## EXERCISE PROMPT
Without changing a character, return the entries, but not the images they hold.

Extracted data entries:
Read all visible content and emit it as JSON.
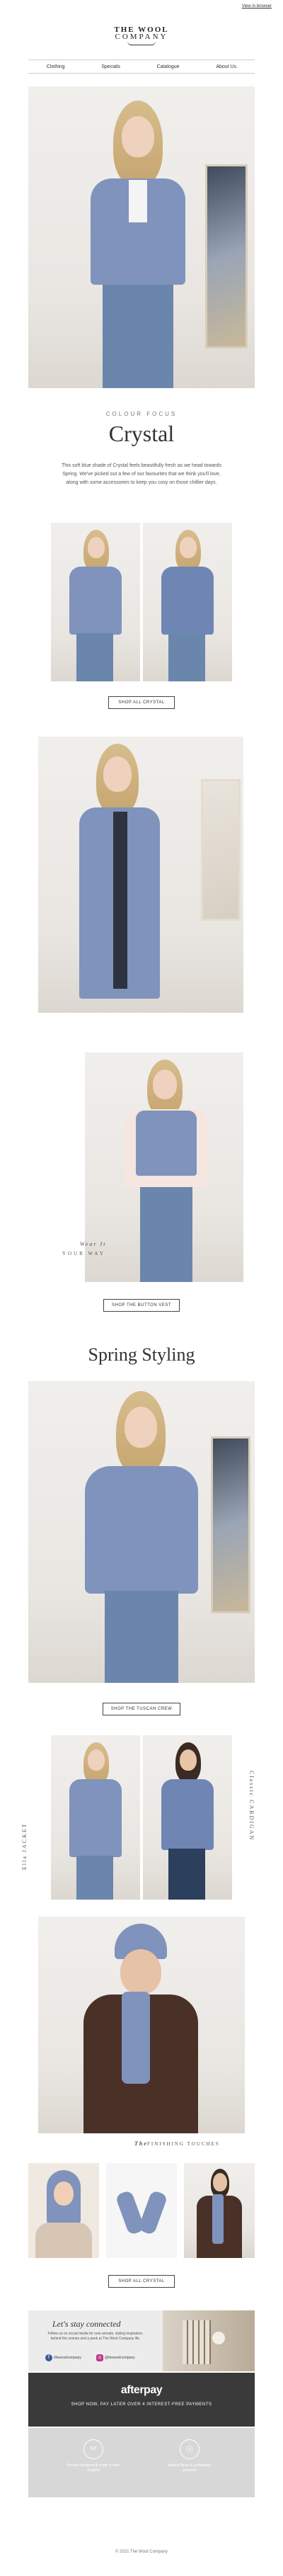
{
  "header": {
    "view_in_browser": "View in browser"
  },
  "logo": {
    "line1": "THE WOOL",
    "line2": "COMPANY"
  },
  "nav": {
    "items": [
      "Clothing",
      "Specials",
      "Catalogue",
      "About Us"
    ]
  },
  "intro": {
    "eyebrow": "COLOUR FOCUS",
    "title": "Crystal",
    "body": "This soft blue shade of Crystal feels beautifully fresh as we head towards Spring. We've picked out a few of our favourites that we think you'll love, along with some accessories to keep you cosy on those chillier days.",
    "button": "SHOP ALL CRYSTAL"
  },
  "wear_it": {
    "line1": "Wear It",
    "line2": "YOUR WAY",
    "button": "SHOP THE BUTTON VEST"
  },
  "spring": {
    "title": "Spring Styling",
    "button": "SHOP THE TUSCAN CREW"
  },
  "duo": {
    "left_label": "Ella JACKET",
    "right_label": "Classic CARDIGAN"
  },
  "finishing": {
    "text_script": "The",
    "text_caps": "FINISHING TOUCHES",
    "button": "SHOP ALL CRYSTAL"
  },
  "stay_connected": {
    "title": "Let's stay connected",
    "body": "Follow us on social media for new arrivals, styling inspiration, behind the scenes and a peek at The Wool Company life.",
    "facebook": "/thewoolcompany",
    "instagram": "@thewoolcompany"
  },
  "afterpay": {
    "logo": "afterpay",
    "tagline": "SHOP NOW, PAY LATER OVER 4 INTEREST-FREE PAYMENTS"
  },
  "badges": [
    {
      "icon": "NZ",
      "text": "Proudly designed & made in New Zealand"
    },
    {
      "icon": "☉",
      "text": "Natural fibres & sustainable practices"
    }
  ],
  "footer": {
    "copyright": "© 2021 The Wool Company"
  },
  "colors": {
    "accent": "#7f93bc",
    "dark": "#3a3a3a"
  }
}
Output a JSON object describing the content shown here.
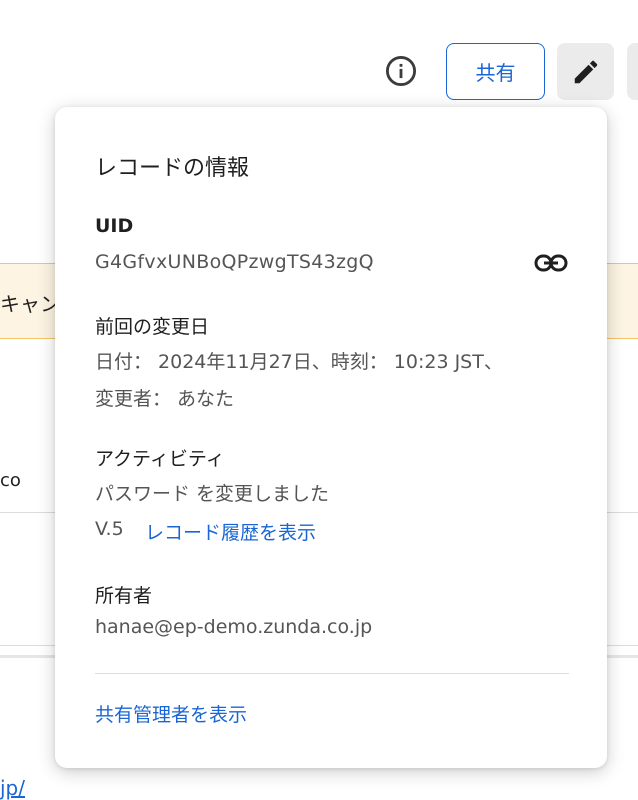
{
  "background": {
    "banner_text": "キャン",
    "co_text": "co",
    "link_text": "jp/"
  },
  "toolbar": {
    "info_icon": "info-icon",
    "share_label": "共有",
    "edit_icon": "pencil-icon"
  },
  "record_info": {
    "title": "レコードの情報",
    "uid_label": "UID",
    "uid_value": "G4GfvxUNBoQPzwgTS43zgQ",
    "copy_icon": "link-icon",
    "last_modified_label": "前回の変更日",
    "last_modified_line1": "日付： 2024年11月27日、時刻： 10:23 JST、",
    "last_modified_line2": "変更者： あなた",
    "activity_label": "アクティビティ",
    "activity_value": "パスワード を変更しました",
    "version": "V.5",
    "history_link": "レコード履歴を表示",
    "owner_label": "所有者",
    "owner_value": "hanae@ep-demo.zunda.co.jp",
    "admins_link": "共有管理者を表示"
  },
  "colors": {
    "accent": "#1a66d6",
    "banner_bg": "#fdf4e3",
    "banner_border": "#f2c46b"
  }
}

## SOLUTION TO THE PROBLEM
Read all visible content and emit it as JSON.
{
  "header": {
    "view_in_browser": "View in browser"
  },
  "logo": {
    "line1": "THE WOOL",
    "line2": "COMPANY"
  },
  "nav": {
    "items": [
      "Clothing",
      "Specials",
      "Catalogue",
      "About Us"
    ]
  },
  "intro": {
    "eyebrow": "COLOUR FOCUS",
    "title": "Crystal",
    "body": "This soft blue shade of Crystal feels beautifully fresh as we head towards Spring. We've picked out a few of our favourites that we think you'll love, along with some accessories to keep you cosy on those chillier days.",
    "button": "SHOP ALL CRYSTAL"
  },
  "wear_it": {
    "line1": "Wear It",
    "line2": "YOUR WAY",
    "button": "SHOP THE BUTTON VEST"
  },
  "spring": {
    "title": "Spring Styling",
    "button": "SHOP THE TUSCAN CREW"
  },
  "duo": {
    "left_label": "Ella JACKET",
    "right_label": "Classic CARDIGAN"
  },
  "finishing": {
    "text_script": "The",
    "text_caps": "FINISHING TOUCHES",
    "button": "SHOP ALL CRYSTAL"
  },
  "stay_connected": {
    "title": "Let's stay connected",
    "body": "Follow us on social media for new arrivals, styling inspiration, behind the scenes and a peek at The Wool Company life.",
    "facebook": "/thewoolcompany",
    "instagram": "@thewoolcompany"
  },
  "afterpay": {
    "logo": "afterpay",
    "tagline": "SHOP NOW, PAY LATER OVER 4 INTEREST-FREE PAYMENTS"
  },
  "badges": [
    {
      "icon": "NZ",
      "text": "Proudly designed & made in New Zealand"
    },
    {
      "icon": "☉",
      "text": "Natural fibres & sustainable practices"
    }
  ],
  "footer": {
    "copyright": "© 2021 The Wool Company"
  },
  "colors": {
    "accent": "#7f93bc",
    "dark": "#3a3a3a"
  }
}
Output a JSON object describing the content shown here.
{
  "background": {
    "banner_text": "キャン",
    "co_text": "co",
    "link_text": "jp/"
  },
  "toolbar": {
    "info_icon": "info-icon",
    "share_label": "共有",
    "edit_icon": "pencil-icon"
  },
  "record_info": {
    "title": "レコードの情報",
    "uid_label": "UID",
    "uid_value": "G4GfvxUNBoQPzwgTS43zgQ",
    "copy_icon": "link-icon",
    "last_modified_label": "前回の変更日",
    "last_modified_line1": "日付： 2024年11月27日、時刻： 10:23 JST、",
    "last_modified_line2": "変更者： あなた",
    "activity_label": "アクティビティ",
    "activity_value": "パスワード を変更しました",
    "version": "V.5",
    "history_link": "レコード履歴を表示",
    "owner_label": "所有者",
    "owner_value": "hanae@ep-demo.zunda.co.jp",
    "admins_link": "共有管理者を表示"
  },
  "colors": {
    "accent": "#1a66d6",
    "banner_bg": "#fdf4e3",
    "banner_border": "#f2c46b"
  }
}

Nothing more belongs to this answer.